§ EXCERTO DO TEXTO

De vez em quando o cronista decide sacudir a espuma dos dias que nos é servida diariamente e tenta mergulhar mais fundo na realidade que lhe subjaz. Questão de deixar de lado os temas que, cada vez com maior frequência, nos atraem a atenção por parecerem importantes, mas que logo são substituídos por outros, numa sucessão infindável de primeiras páginas que em nada contribuem para a melhoria da sociedade. Bombeiros profissionais a incendiar as ruas com petardos e cartazes a dizer se há fogo chamem a polícia, um partido extremista e sem respeito pela democracia e pelo património a colocar tarjas vergonhosas na fachada da própria AR dão fotografias e títulos explosivos, mas em nada contribuem para o bem colectivo. Nem para um futuro próspero e em paz.
A discussão do Orçamento de Estado para 2025 é o exemplo acabado do que acima escrevo. Durante meses fomos inundados de “notícias”, tomadas de posição e mesmo marcação de “linhas vermelhas”, agora tanto na moda e que rapidamente foram passadas, porque na realidade não significam nada. Percebeu-se que a sua aprovação se deveu ao medo geral de eleições, não passando de mais uma demonstração da mediocridade dos nossos políticos.
O que verdadeiramente interessaria aos portugueses seria a proposta de um rumo, que fossem definidos objectivos claros a médio e longo prazo. Claro que um governo sem uma maioria parlamentar está limitado na sua acção. Mas acabar uma aprovação orçamental a discutir aumentos de pensões é bem indicativo do triste estado a que chegou a nossa política e isto é válido para governo e oposição. Significa que a política verdadeira de construção de um futuro melhor foi substituída por uma caça desenfreada ao voto dos pensionistas.

§ MATERIAL FORNECIDO

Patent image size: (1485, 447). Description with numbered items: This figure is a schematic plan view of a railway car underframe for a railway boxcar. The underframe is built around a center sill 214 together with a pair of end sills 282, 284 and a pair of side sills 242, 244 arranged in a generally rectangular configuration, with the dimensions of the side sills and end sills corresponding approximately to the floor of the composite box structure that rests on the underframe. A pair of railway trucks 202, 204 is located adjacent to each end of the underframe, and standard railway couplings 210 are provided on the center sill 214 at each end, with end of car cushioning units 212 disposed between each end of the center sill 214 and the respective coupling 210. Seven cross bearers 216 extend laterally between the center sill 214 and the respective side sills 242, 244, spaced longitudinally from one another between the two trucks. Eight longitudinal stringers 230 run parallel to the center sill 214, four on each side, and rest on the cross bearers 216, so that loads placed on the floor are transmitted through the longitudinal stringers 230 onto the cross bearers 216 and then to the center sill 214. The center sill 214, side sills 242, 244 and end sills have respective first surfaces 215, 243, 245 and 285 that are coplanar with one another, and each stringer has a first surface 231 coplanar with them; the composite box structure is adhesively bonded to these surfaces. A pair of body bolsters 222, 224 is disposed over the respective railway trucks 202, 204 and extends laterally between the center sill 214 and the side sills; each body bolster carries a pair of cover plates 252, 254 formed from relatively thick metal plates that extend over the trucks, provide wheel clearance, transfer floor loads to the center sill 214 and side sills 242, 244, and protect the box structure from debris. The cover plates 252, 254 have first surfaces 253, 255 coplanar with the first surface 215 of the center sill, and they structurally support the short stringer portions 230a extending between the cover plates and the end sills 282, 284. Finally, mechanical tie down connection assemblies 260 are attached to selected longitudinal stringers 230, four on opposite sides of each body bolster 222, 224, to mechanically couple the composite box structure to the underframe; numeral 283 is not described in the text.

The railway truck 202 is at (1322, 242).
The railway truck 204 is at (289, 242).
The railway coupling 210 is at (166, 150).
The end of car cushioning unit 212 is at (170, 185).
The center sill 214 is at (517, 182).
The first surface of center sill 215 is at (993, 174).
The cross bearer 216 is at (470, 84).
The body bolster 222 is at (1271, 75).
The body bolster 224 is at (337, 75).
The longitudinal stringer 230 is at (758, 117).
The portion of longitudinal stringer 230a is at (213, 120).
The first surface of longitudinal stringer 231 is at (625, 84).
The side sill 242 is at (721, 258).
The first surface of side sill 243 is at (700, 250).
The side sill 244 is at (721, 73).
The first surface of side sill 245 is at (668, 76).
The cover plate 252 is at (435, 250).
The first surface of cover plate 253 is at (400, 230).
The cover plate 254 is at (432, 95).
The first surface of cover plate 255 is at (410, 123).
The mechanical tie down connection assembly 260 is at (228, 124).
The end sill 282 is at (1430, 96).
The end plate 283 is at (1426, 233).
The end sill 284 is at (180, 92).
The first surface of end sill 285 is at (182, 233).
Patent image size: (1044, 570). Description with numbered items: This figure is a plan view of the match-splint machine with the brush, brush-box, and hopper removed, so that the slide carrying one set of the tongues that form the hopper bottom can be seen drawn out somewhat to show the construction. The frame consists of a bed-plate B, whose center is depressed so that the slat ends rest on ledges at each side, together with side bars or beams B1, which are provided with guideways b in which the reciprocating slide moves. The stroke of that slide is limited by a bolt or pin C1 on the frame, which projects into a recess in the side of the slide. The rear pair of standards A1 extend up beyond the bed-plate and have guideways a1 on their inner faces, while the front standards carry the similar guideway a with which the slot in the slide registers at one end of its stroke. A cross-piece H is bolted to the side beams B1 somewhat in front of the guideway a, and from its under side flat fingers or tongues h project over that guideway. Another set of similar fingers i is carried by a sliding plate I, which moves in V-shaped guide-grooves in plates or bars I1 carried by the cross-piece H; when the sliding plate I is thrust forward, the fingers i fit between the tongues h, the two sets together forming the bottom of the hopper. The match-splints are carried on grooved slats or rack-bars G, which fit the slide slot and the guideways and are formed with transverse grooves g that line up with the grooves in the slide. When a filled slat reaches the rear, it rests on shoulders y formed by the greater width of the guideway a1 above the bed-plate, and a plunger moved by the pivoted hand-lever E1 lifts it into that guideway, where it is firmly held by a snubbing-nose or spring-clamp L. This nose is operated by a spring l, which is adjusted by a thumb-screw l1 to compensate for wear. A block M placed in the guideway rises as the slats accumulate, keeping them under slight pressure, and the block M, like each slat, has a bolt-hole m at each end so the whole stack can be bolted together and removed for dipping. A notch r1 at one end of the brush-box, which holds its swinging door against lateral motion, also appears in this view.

§ TAREFAS A REALIZAR
**1.** Responda às perguntas seguintes com base na crónica.
(a) O que diziam os cartazes dos bombeiros profissionais?
(b) A que se deveu a aprovação do Orçamento de Estado para 2025?
(c) Que assunto se discutia no fim da aprovação orçamental?
**2.** Extraia da crónica, por favor, o trecho que começa em "De vez em quando" e termina em "próspero e em paz.", sem qualquer alteração.

§ SOLUÇÕES DAS TAREFAS
**1.**
(a) Diziam "se há fogo chamem a polícia".
(b) Deveu-se ao medo geral de eleições.
(c) Discutiam-se aumentos de pensões.

**2.**
De vez em quando o cronista decide sacudir a espuma dos dias que nos é servida diariamente e tenta mergulhar mais fundo na realidade que lhe subjaz. Questão de deixar de lado os temas que, cada vez com maior frequência, nos atraem a atenção por parecerem importantes, mas que logo são substituídos por outros, numa sucessão infindável de primeiras páginas que em nada contribuem para a melhoria da sociedade. Bombeiros profissionais a incendiar as ruas com petardos e cartazes a dizer se há fogo chamem a polícia, um partido extremista e sem respeito pela democracia e pelo património a colocar tarjas vergonhosas na fachada da própria AR dão fotografias e títulos explosivos, mas em nada contribuem para o bem colectivo. Nem para um futuro próspero e em paz.